• Data records:
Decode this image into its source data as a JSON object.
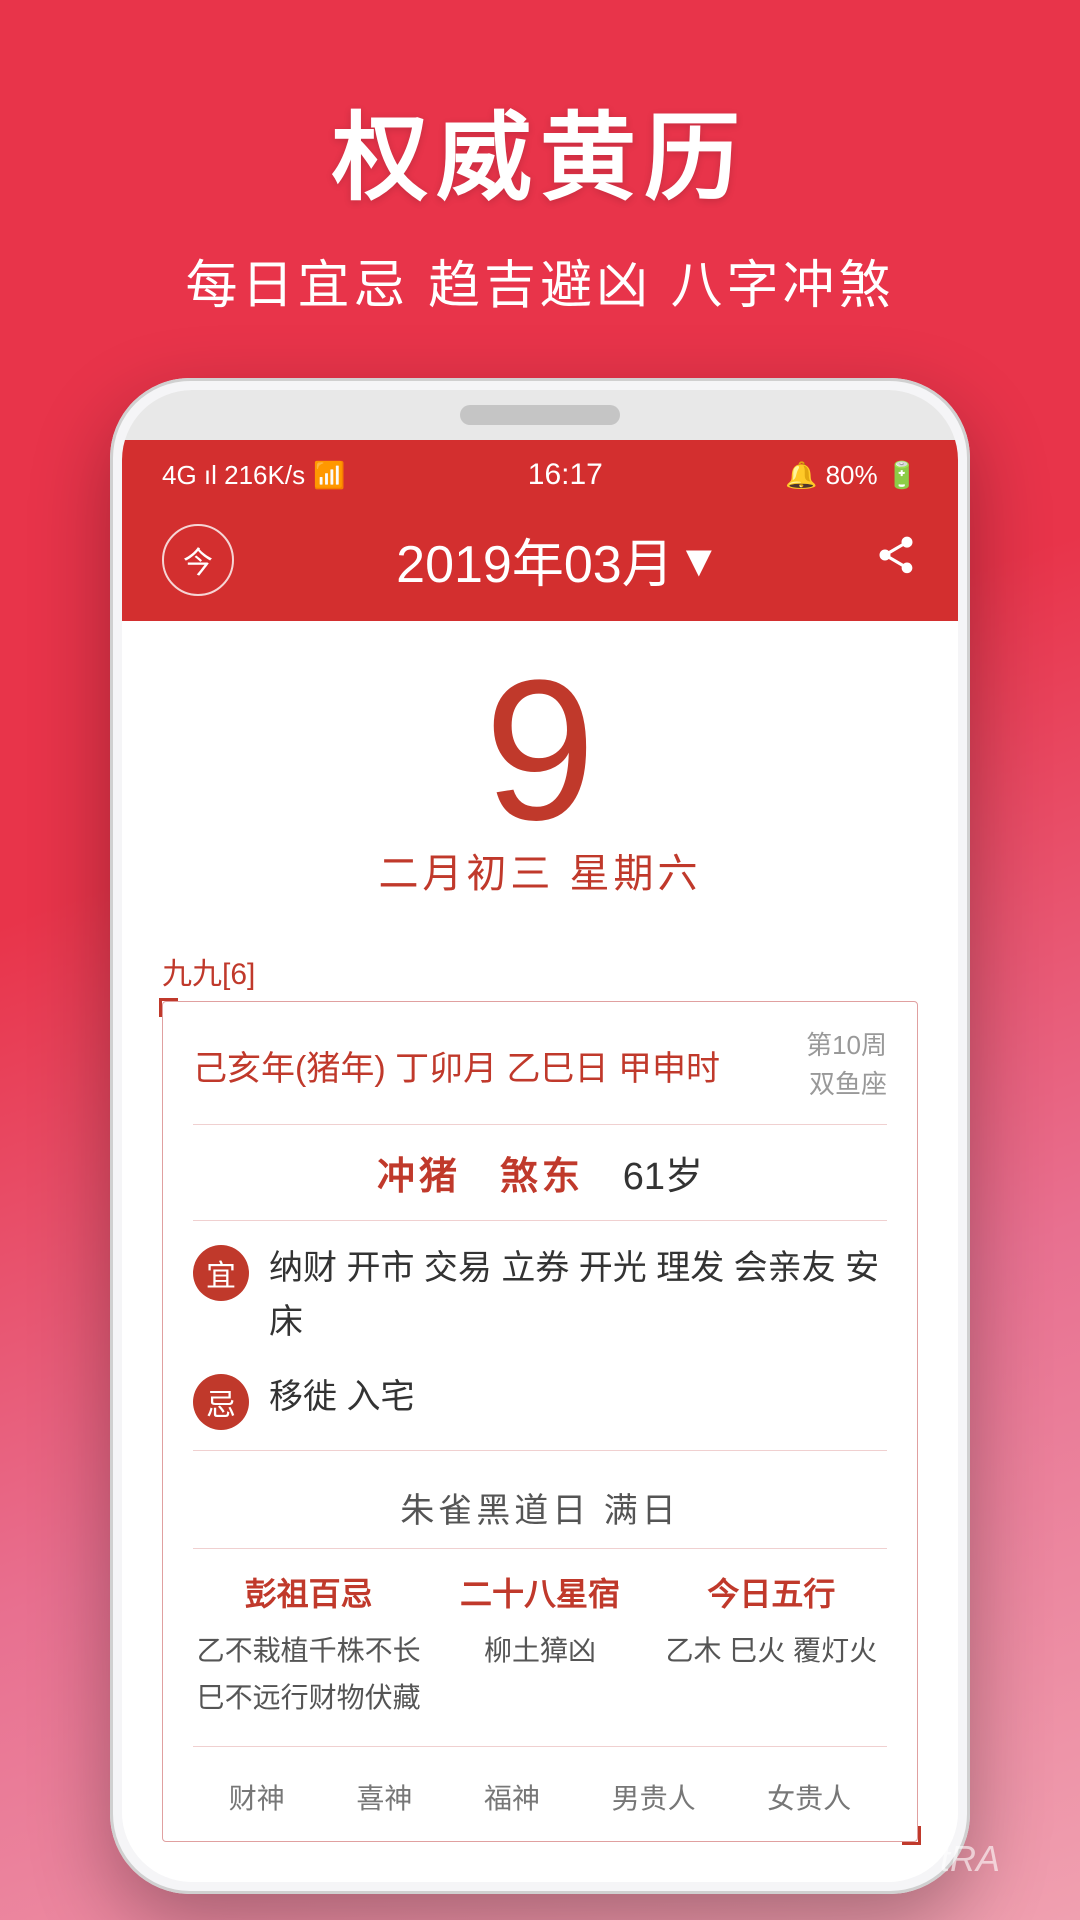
{
  "header": {
    "main_title": "权威黄历",
    "sub_title": "每日宜忌 趋吉避凶 八字冲煞"
  },
  "status_bar": {
    "signal": "4G ıl 216K/s",
    "wifi": "WiFi",
    "time": "16:17",
    "alarm": "🔕",
    "battery": "80%"
  },
  "nav": {
    "today_label": "今",
    "month_label": "2019年03月",
    "dropdown": "▾",
    "share_icon": "share"
  },
  "date": {
    "day": "9",
    "lunar": "二月初三  星期六"
  },
  "info": {
    "jiu_jiu": "九九[6]",
    "ganzhi": "己亥年(猪年) 丁卯月 乙巳日 甲申时",
    "week_num": "第10周",
    "zodiac": "双鱼座",
    "chong": "冲猪",
    "sha": "煞东",
    "age": "61岁",
    "yi_label": "宜",
    "yi_content": "纳财 开市 交易 立券 开光 理发 会亲友 安床",
    "ji_label": "忌",
    "ji_content": "移徙 入宅",
    "zhaque": "朱雀黑道日  满日",
    "col1_title": "彭祖百忌",
    "col1_line1": "乙不栽植千株不长",
    "col1_line2": "巳不远行财物伏藏",
    "col2_title": "二十八星宿",
    "col2_content": "柳土獐凶",
    "col3_title": "今日五行",
    "col3_content": "乙木 巳火 覆灯火",
    "deities": [
      "财神",
      "喜神",
      "福神",
      "男贵人",
      "女贵人"
    ]
  },
  "watermark": "tRA"
}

• Exercise task:
Reproduce the entries above without change, omitting all pictures.

• Solution for this problem:
Decode this image into its source data as a JSON object.
{
  "header": {
    "main_title": "权威黄历",
    "sub_title": "每日宜忌 趋吉避凶 八字冲煞"
  },
  "status_bar": {
    "signal": "4G ıl 216K/s",
    "wifi": "WiFi",
    "time": "16:17",
    "alarm": "🔕",
    "battery": "80%"
  },
  "nav": {
    "today_label": "今",
    "month_label": "2019年03月",
    "dropdown": "▾",
    "share_icon": "share"
  },
  "date": {
    "day": "9",
    "lunar": "二月初三  星期六"
  },
  "info": {
    "jiu_jiu": "九九[6]",
    "ganzhi": "己亥年(猪年) 丁卯月 乙巳日 甲申时",
    "week_num": "第10周",
    "zodiac": "双鱼座",
    "chong": "冲猪",
    "sha": "煞东",
    "age": "61岁",
    "yi_label": "宜",
    "yi_content": "纳财 开市 交易 立券 开光 理发 会亲友 安床",
    "ji_label": "忌",
    "ji_content": "移徙 入宅",
    "zhaque": "朱雀黑道日  满日",
    "col1_title": "彭祖百忌",
    "col1_line1": "乙不栽植千株不长",
    "col1_line2": "巳不远行财物伏藏",
    "col2_title": "二十八星宿",
    "col2_content": "柳土獐凶",
    "col3_title": "今日五行",
    "col3_content": "乙木 巳火 覆灯火",
    "deities": [
      "财神",
      "喜神",
      "福神",
      "男贵人",
      "女贵人"
    ]
  },
  "watermark": "tRA"
}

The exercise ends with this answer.